- What you should do -
Determine which lines of the records include the word "Sociedad", and copy them.

- Records shown -
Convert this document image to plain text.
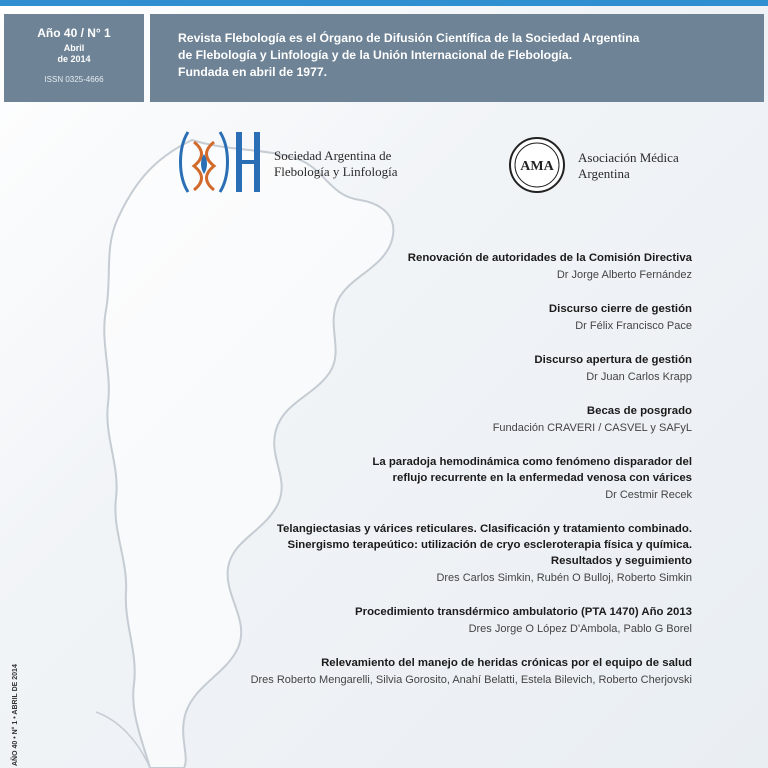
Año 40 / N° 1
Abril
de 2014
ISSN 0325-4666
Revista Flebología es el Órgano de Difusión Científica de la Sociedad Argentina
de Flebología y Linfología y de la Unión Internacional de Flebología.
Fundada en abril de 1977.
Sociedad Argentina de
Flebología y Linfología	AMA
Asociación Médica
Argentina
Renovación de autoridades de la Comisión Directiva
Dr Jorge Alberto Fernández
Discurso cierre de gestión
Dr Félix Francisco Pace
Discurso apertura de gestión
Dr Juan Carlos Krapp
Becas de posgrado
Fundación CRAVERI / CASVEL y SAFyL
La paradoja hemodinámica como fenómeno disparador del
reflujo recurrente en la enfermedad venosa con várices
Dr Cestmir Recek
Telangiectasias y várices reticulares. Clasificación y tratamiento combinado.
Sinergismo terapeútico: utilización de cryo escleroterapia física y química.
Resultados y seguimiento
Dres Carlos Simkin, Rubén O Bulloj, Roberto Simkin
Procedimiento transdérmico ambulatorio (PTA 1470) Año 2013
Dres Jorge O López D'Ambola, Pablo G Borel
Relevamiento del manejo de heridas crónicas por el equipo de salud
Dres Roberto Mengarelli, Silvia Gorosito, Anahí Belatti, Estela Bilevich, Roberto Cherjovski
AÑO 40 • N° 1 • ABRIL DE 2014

* * *

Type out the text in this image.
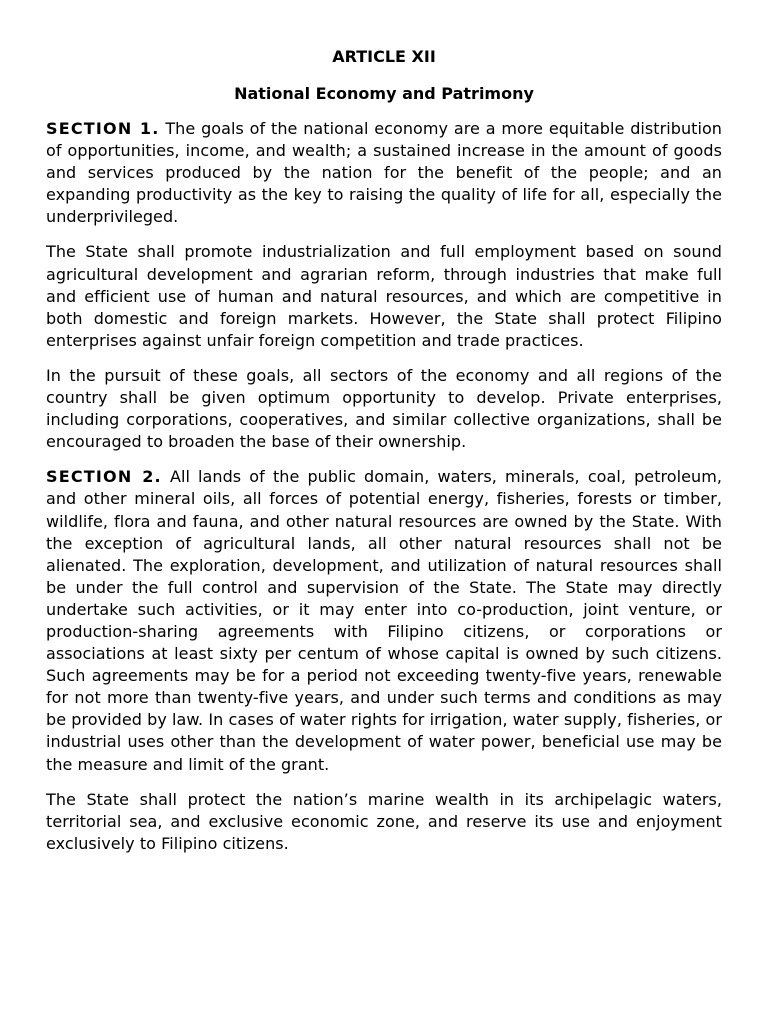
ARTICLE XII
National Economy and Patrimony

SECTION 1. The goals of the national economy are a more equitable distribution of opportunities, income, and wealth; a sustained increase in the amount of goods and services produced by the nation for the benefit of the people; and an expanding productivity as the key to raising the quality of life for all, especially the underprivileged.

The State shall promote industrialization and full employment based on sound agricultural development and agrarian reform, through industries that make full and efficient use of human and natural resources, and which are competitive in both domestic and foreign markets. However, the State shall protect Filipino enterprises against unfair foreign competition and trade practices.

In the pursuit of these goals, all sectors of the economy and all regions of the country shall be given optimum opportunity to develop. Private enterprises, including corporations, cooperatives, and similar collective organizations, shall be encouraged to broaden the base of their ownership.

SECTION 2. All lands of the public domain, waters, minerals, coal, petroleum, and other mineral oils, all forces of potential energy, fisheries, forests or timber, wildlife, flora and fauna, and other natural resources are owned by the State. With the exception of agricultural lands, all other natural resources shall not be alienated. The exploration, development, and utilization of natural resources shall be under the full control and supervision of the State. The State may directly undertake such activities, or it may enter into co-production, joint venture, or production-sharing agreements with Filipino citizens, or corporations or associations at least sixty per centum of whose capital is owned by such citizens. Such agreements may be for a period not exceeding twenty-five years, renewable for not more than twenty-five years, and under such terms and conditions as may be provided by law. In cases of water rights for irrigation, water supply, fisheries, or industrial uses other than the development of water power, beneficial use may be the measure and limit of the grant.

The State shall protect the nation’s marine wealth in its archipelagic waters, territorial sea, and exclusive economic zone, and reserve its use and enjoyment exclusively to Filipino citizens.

--

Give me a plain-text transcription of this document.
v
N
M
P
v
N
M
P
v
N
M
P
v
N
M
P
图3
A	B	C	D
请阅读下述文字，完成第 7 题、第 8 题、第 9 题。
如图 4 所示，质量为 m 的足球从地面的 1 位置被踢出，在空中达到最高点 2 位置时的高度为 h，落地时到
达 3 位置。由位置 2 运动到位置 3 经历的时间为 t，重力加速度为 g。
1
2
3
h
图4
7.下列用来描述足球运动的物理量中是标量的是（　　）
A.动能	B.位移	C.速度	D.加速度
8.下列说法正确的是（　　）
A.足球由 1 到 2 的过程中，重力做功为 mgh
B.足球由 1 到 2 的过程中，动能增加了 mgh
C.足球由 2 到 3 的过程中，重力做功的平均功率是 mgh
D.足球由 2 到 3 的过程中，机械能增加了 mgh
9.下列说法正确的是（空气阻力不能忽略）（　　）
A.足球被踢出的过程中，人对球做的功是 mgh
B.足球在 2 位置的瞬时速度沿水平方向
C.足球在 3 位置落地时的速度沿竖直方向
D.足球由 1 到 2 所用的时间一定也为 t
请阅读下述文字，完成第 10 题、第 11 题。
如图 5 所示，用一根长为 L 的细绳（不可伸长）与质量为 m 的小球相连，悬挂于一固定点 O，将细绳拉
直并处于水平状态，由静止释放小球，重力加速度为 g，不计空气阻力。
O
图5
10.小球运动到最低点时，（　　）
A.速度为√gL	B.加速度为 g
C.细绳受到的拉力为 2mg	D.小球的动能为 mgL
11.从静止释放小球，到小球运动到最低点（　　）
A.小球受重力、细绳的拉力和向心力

- Result of this exercise -
Revista Flebología es el Órgano de Difusión Científica de la Sociedad Argentina
Sociedad Argentina de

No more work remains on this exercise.